- RECORD SET:
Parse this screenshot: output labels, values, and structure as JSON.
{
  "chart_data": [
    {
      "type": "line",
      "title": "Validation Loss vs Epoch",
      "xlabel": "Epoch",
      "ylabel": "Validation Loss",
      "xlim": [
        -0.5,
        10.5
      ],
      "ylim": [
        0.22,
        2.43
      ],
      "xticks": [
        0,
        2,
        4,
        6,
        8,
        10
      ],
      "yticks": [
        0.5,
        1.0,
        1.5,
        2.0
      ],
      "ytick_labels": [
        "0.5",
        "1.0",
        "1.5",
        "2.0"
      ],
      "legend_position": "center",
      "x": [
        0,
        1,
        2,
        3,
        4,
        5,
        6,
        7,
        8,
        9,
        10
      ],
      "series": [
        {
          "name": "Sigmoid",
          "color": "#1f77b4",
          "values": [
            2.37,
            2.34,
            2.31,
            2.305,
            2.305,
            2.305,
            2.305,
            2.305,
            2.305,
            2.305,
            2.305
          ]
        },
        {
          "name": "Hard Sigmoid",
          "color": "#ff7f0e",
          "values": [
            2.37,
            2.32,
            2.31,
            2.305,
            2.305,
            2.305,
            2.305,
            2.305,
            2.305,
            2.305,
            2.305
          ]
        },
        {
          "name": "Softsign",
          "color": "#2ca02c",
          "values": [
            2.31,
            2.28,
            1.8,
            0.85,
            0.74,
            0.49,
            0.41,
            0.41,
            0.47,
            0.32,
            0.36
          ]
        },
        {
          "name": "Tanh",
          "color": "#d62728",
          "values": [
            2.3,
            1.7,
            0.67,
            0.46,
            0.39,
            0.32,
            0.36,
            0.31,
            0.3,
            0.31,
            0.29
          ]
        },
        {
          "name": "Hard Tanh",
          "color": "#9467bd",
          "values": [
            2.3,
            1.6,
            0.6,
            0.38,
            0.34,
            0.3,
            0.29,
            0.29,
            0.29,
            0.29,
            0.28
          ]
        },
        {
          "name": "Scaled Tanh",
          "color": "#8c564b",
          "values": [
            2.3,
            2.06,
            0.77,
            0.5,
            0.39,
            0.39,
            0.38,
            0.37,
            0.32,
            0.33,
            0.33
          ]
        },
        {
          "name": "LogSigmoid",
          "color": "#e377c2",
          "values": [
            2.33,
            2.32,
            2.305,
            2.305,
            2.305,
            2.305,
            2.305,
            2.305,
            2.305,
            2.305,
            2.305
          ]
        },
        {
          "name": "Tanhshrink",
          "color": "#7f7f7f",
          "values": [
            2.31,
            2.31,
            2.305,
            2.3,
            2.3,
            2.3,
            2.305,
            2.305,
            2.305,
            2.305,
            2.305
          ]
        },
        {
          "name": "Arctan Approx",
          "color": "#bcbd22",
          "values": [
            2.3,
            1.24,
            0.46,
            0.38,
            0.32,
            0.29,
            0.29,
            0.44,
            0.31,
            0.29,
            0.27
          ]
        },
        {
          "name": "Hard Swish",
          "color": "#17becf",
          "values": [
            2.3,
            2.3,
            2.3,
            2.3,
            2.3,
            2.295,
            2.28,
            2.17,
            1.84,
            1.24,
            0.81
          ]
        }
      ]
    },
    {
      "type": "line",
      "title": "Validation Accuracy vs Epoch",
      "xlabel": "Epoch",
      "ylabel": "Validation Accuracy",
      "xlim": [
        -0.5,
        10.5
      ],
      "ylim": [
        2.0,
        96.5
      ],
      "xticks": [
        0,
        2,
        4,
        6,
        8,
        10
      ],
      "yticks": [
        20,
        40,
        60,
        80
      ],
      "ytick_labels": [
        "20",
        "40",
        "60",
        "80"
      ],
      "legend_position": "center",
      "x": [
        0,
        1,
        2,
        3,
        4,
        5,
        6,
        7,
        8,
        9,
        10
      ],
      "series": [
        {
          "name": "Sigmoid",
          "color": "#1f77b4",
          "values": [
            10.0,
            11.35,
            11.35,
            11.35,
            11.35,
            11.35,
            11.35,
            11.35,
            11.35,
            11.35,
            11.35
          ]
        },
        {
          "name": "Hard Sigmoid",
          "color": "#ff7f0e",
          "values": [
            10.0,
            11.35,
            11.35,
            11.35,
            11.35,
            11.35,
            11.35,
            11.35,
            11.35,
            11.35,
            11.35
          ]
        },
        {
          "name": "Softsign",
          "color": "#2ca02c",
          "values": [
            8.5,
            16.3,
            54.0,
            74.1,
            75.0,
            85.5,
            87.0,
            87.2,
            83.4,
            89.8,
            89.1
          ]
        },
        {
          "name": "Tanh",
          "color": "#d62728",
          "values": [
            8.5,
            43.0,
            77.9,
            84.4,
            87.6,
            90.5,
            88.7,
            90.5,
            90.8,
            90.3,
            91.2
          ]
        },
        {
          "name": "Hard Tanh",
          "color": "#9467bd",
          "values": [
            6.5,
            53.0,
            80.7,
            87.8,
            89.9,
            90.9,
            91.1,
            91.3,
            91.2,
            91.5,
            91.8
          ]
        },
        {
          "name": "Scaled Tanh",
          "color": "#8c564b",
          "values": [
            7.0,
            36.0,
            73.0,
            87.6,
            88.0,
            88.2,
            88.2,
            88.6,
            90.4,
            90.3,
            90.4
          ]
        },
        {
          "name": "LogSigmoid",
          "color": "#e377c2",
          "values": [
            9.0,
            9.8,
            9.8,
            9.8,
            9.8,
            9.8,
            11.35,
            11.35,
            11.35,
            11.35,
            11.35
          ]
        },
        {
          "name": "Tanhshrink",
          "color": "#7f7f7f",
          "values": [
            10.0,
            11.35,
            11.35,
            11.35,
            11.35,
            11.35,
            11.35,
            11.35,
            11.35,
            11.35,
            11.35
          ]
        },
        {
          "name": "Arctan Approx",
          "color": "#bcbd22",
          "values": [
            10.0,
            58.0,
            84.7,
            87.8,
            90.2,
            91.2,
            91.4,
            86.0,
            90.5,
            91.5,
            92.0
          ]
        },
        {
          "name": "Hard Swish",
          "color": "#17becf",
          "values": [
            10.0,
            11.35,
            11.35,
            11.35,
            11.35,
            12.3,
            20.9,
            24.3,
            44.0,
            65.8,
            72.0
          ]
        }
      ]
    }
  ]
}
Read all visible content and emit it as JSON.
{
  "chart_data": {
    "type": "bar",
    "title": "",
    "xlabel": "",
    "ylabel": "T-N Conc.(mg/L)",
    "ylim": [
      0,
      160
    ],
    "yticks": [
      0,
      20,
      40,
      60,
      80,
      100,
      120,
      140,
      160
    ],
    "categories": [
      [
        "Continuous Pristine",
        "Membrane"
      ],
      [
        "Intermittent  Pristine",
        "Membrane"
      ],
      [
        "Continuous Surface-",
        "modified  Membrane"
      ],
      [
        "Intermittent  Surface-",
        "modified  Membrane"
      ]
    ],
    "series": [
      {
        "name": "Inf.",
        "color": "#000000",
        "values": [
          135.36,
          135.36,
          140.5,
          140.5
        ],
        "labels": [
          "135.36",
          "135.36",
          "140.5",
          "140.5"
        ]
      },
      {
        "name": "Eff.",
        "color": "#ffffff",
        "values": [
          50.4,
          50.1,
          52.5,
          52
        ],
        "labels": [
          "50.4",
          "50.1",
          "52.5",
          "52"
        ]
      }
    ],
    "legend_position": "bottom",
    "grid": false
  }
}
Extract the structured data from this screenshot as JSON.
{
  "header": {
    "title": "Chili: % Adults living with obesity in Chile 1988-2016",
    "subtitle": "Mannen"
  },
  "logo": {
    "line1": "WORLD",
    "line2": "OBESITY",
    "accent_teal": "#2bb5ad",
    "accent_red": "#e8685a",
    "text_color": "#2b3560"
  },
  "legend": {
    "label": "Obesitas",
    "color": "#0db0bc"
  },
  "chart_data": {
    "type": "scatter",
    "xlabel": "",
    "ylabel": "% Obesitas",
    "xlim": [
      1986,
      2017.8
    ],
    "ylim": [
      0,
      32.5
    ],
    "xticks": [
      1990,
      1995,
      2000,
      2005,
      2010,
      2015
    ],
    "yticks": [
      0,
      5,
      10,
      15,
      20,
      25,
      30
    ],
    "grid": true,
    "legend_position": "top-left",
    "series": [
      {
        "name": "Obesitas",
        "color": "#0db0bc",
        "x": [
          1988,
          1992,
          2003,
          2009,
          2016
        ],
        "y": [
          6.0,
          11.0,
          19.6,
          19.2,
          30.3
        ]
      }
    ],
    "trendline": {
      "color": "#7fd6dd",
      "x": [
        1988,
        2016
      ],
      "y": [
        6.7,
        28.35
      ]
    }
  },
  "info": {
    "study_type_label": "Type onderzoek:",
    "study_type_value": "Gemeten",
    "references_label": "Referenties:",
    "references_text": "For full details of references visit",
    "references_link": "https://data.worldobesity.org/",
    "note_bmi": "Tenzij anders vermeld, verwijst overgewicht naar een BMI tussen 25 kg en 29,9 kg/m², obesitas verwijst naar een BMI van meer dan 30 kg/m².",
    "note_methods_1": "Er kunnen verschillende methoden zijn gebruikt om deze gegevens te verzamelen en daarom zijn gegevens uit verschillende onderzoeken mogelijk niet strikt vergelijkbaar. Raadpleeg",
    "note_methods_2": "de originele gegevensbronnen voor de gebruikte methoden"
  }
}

- SHORT TASK:
Look through the listing above. Pick out each line with "Validation" and copy it.

- FULL OUTPUT:
      "title": "Validation Loss vs Epoch",
      "ylabel": "Validation Loss",
      "title": "Validation Accuracy vs Epoch",
      "ylabel": "Validation Accuracy",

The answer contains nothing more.